■ Work to be completed ■
Note each line of the listing that contains the string "progress", and copy it.

──────────

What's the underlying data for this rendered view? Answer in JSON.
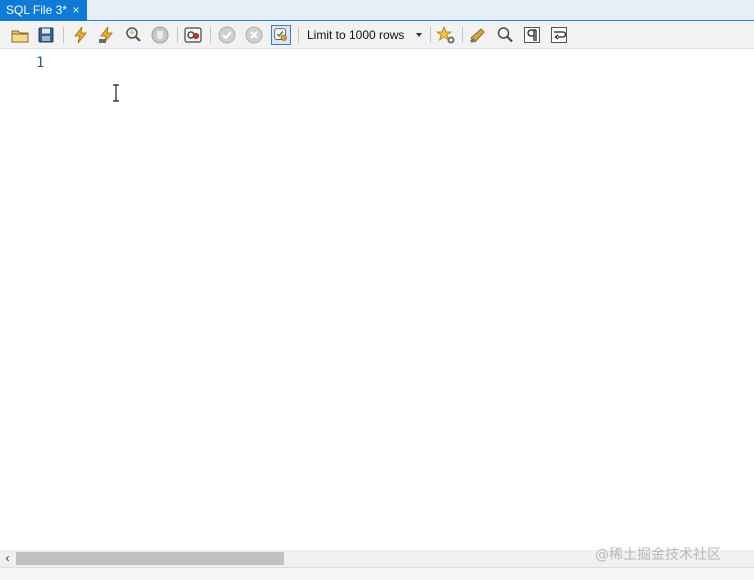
{
  "tab": {
    "label": "SQL File 3*",
    "close_glyph": "×"
  },
  "toolbar": {
    "buttons": [
      {
        "name": "open-folder-icon"
      },
      {
        "name": "save-icon"
      },
      {
        "name": "execute-lightning-icon"
      },
      {
        "name": "execute-current-statement-icon"
      },
      {
        "name": "explain-magnifier-icon"
      },
      {
        "name": "stop-hand-icon"
      },
      {
        "name": "toggle-continue-on-error-icon"
      },
      {
        "name": "commit-check-icon"
      },
      {
        "name": "rollback-x-icon"
      },
      {
        "name": "autocommit-toggle-icon"
      },
      {
        "name": "add-snippet-star-icon"
      },
      {
        "name": "beautify-brush-icon"
      },
      {
        "name": "find-magnifier-icon"
      },
      {
        "name": "invisible-chars-pilcrow-icon"
      },
      {
        "name": "word-wrap-icon"
      }
    ],
    "limit_select": {
      "value": "Limit to 1000 rows"
    }
  },
  "editor": {
    "line_numbers": [
      "1"
    ]
  },
  "scrollbar": {
    "left_arrow": "‹"
  },
  "watermark": {
    "text": "@稀土掘金技术社区"
  },
  "colors": {
    "tab_active": "#0f7bd8",
    "line_number": "#2f5f8f",
    "toolbar_bg": "#f2f2f2"
  }
}
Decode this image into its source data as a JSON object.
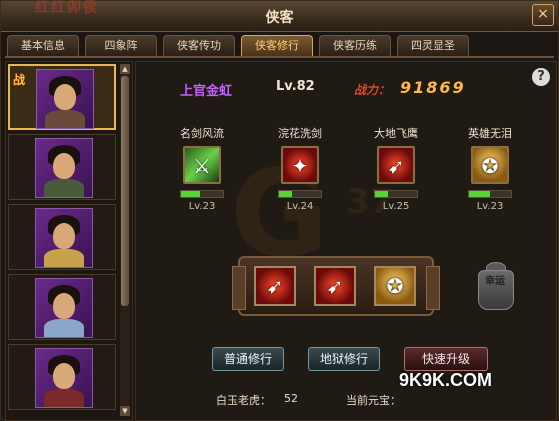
{
  "window": {
    "title": "侠客",
    "watermark": "红红卯侯",
    "close_label": "×"
  },
  "tabs": [
    {
      "label": "基本信息",
      "active": false
    },
    {
      "label": "四象阵",
      "active": false
    },
    {
      "label": "侠客传功",
      "active": false
    },
    {
      "label": "侠客修行",
      "active": true
    },
    {
      "label": "侠客历练",
      "active": false
    },
    {
      "label": "四灵显圣",
      "active": false
    }
  ],
  "hero_list": {
    "selected_badge": "战",
    "scroll_up": "▲",
    "scroll_down": "▼"
  },
  "hero": {
    "name": "上官金虹",
    "level": "Lv.82",
    "power_label": "战力：",
    "power_value": "91869"
  },
  "help_label": "?",
  "background_logo": {
    "main": "G",
    "sub": "37"
  },
  "skills": [
    {
      "name": "名剑风流",
      "level": "Lv.23",
      "icon": "sword-slash-icon",
      "color": "green",
      "progress": 0.45
    },
    {
      "name": "浣花洗剑",
      "level": "Lv.24",
      "icon": "sword-burst-icon",
      "color": "red",
      "progress": 0.3
    },
    {
      "name": "大地飞鹰",
      "level": "Lv.25",
      "icon": "flying-kick-icon",
      "color": "red",
      "progress": 0.3
    },
    {
      "name": "英雄无泪",
      "level": "Lv.23",
      "icon": "hero-power-icon",
      "color": "gold",
      "progress": 0.5
    }
  ],
  "altar_slots": [
    {
      "icon": "flying-kick-icon",
      "color": "red"
    },
    {
      "icon": "flying-kick-icon",
      "color": "red"
    },
    {
      "icon": "hero-power-icon",
      "color": "gold"
    }
  ],
  "lucky_bag": {
    "label": "幸运"
  },
  "buttons": {
    "normal_train": "普通修行",
    "hell_train": "地狱修行",
    "quick_upgrade": "快速升级"
  },
  "footer": {
    "jade_tiger_label": "白玉老虎：",
    "jade_tiger_value": "52",
    "ingot_label": "当前元宝："
  },
  "site_watermark": "9K9K.COM"
}
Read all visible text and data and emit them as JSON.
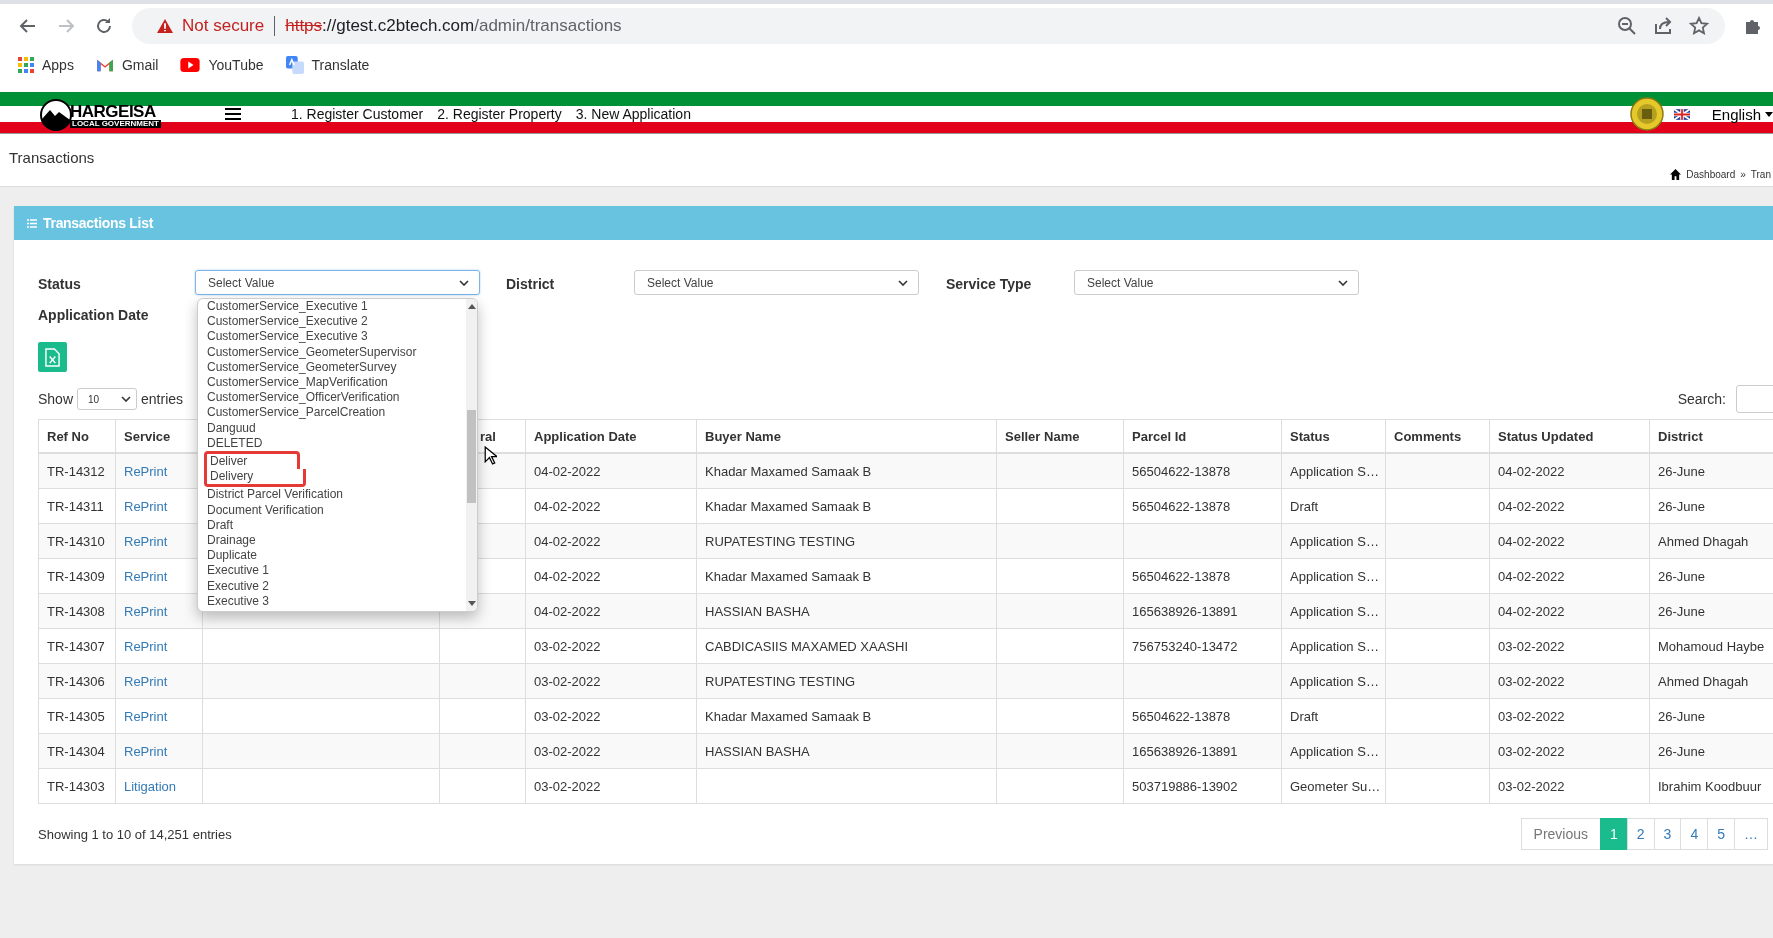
{
  "browser": {
    "security": "Not secure",
    "url": {
      "scheme": "https",
      "host": "://gtest.c2btech.com",
      "path": "/admin/transactions"
    },
    "bookmarks": [
      {
        "kind": "apps",
        "label": "Apps"
      },
      {
        "kind": "gmail",
        "label": "Gmail"
      },
      {
        "kind": "youtube",
        "label": "YouTube"
      },
      {
        "kind": "translate",
        "label": "Translate"
      }
    ]
  },
  "header": {
    "logo_title": "HARGEISA",
    "logo_subtitle": "LOCAL GOVERNMENT",
    "nav": [
      "1. Register Customer",
      "2. Register Property",
      "3. New Application"
    ],
    "language": "English"
  },
  "page_title": "Transactions",
  "breadcrumb": [
    "Dashboard",
    "»",
    "Tran"
  ],
  "card": {
    "title": "Transactions List",
    "filters": [
      {
        "label": "Status",
        "placeholder": "Select Value",
        "open": true
      },
      {
        "label": "District",
        "placeholder": "Select Value",
        "open": false
      },
      {
        "label": "Service Type",
        "placeholder": "Select Value",
        "open": false
      }
    ],
    "date_filter": {
      "label": "Application Date"
    },
    "status_options": [
      {
        "label": "CustomerService_Executive 1",
        "highlighted": false
      },
      {
        "label": "CustomerService_Executive 2",
        "highlighted": false
      },
      {
        "label": "CustomerService_Executive 3",
        "highlighted": false
      },
      {
        "label": "CustomerService_GeometerSupervisor",
        "highlighted": false
      },
      {
        "label": "CustomerService_GeometerSurvey",
        "highlighted": false
      },
      {
        "label": "CustomerService_MapVerification",
        "highlighted": false
      },
      {
        "label": "CustomerService_OfficerVerification",
        "highlighted": false
      },
      {
        "label": "CustomerService_ParcelCreation",
        "highlighted": false
      },
      {
        "label": "Danguud",
        "highlighted": false
      },
      {
        "label": "DELETED",
        "highlighted": false
      },
      {
        "label": "Deliver",
        "highlighted": true
      },
      {
        "label": "Delivery",
        "highlighted": true
      },
      {
        "label": "District Parcel Verification",
        "highlighted": false
      },
      {
        "label": "Document Verification",
        "highlighted": false
      },
      {
        "label": "Draft",
        "highlighted": false
      },
      {
        "label": "Drainage",
        "highlighted": false
      },
      {
        "label": "Duplicate",
        "highlighted": false
      },
      {
        "label": "Executive 1",
        "highlighted": false
      },
      {
        "label": "Executive 2",
        "highlighted": false
      },
      {
        "label": "Executive 3",
        "highlighted": false
      }
    ],
    "show_label": "Show",
    "page_size": "10",
    "entries_label": "entries",
    "search_label": "Search:",
    "columns": [
      {
        "label": "Ref No"
      },
      {
        "label": "Service",
        "kind": "link"
      },
      {},
      {
        "label": "ral"
      },
      {
        "label": "Application Date"
      },
      {
        "label": "Buyer Name"
      },
      {
        "label": "Seller Name"
      },
      {
        "label": "Parcel Id"
      },
      {
        "label": "Status"
      },
      {
        "label": "Comments"
      },
      {
        "label": "Status Updated"
      },
      {
        "label": "District"
      }
    ],
    "rows": [
      {
        "ref_no": "TR-14312",
        "service": "RePrint",
        "application_date": "04-02-2022",
        "buyer_name": "Khadar Maxamed Samaak B",
        "parcel_id": "56504622-13878",
        "status": "Application S…",
        "status_updated": "04-02-2022",
        "district": "26-June"
      },
      {
        "ref_no": "TR-14311",
        "service": "RePrint",
        "application_date": "04-02-2022",
        "buyer_name": "Khadar Maxamed Samaak B",
        "parcel_id": "56504622-13878",
        "status": "Draft",
        "status_updated": "04-02-2022",
        "district": "26-June"
      },
      {
        "ref_no": "TR-14310",
        "service": "RePrint",
        "application_date": "04-02-2022",
        "buyer_name": "RUPATESTING TESTING",
        "status": "Application S…",
        "status_updated": "04-02-2022",
        "district": "Ahmed Dhagah"
      },
      {
        "ref_no": "TR-14309",
        "service": "RePrint",
        "application_date": "04-02-2022",
        "buyer_name": "Khadar Maxamed Samaak B",
        "parcel_id": "56504622-13878",
        "status": "Application S…",
        "status_updated": "04-02-2022",
        "district": "26-June"
      },
      {
        "ref_no": "TR-14308",
        "service": "RePrint",
        "application_date": "04-02-2022",
        "buyer_name": "HASSIAN BASHA",
        "parcel_id": "165638926-13891",
        "status": "Application S…",
        "status_updated": "04-02-2022",
        "district": "26-June"
      },
      {
        "ref_no": "TR-14307",
        "service": "RePrint",
        "application_date": "03-02-2022",
        "buyer_name": "CABDICASIIS MAXAMED XAASHI",
        "parcel_id": "756753240-13472",
        "status": "Application S…",
        "status_updated": "03-02-2022",
        "district": "Mohamoud Haybe"
      },
      {
        "ref_no": "TR-14306",
        "service": "RePrint",
        "application_date": "03-02-2022",
        "buyer_name": "RUPATESTING TESTING",
        "status": "Application S…",
        "status_updated": "03-02-2022",
        "district": "Ahmed Dhagah"
      },
      {
        "ref_no": "TR-14305",
        "service": "RePrint",
        "application_date": "03-02-2022",
        "buyer_name": "Khadar Maxamed Samaak B",
        "parcel_id": "56504622-13878",
        "status": "Draft",
        "status_updated": "03-02-2022",
        "district": "26-June"
      },
      {
        "ref_no": "TR-14304",
        "service": "RePrint",
        "application_date": "03-02-2022",
        "buyer_name": "HASSIAN BASHA",
        "parcel_id": "165638926-13891",
        "status": "Application S…",
        "status_updated": "03-02-2022",
        "district": "26-June"
      },
      {
        "ref_no": "TR-14303",
        "service": "Litigation",
        "application_date": "03-02-2022",
        "parcel_id": "503719886-13902",
        "status": "Geometer Su…",
        "status_updated": "03-02-2022",
        "district": "Ibrahim Koodbuur"
      }
    ],
    "summary": "Showing 1 to 10 of 14,251 entries",
    "pagination": [
      {
        "label": "Previous",
        "selected": false
      },
      {
        "label": "1",
        "selected": true
      },
      {
        "label": "2",
        "selected": false
      },
      {
        "label": "3",
        "selected": false
      },
      {
        "label": "4",
        "selected": false
      },
      {
        "label": "5",
        "selected": false
      },
      {
        "label": "…",
        "selected": false
      }
    ]
  }
}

──────────

■ Written response ■
      "progress": 0.45
      "progress": 0.3
      "progress": 0.3
      "progress": 0.5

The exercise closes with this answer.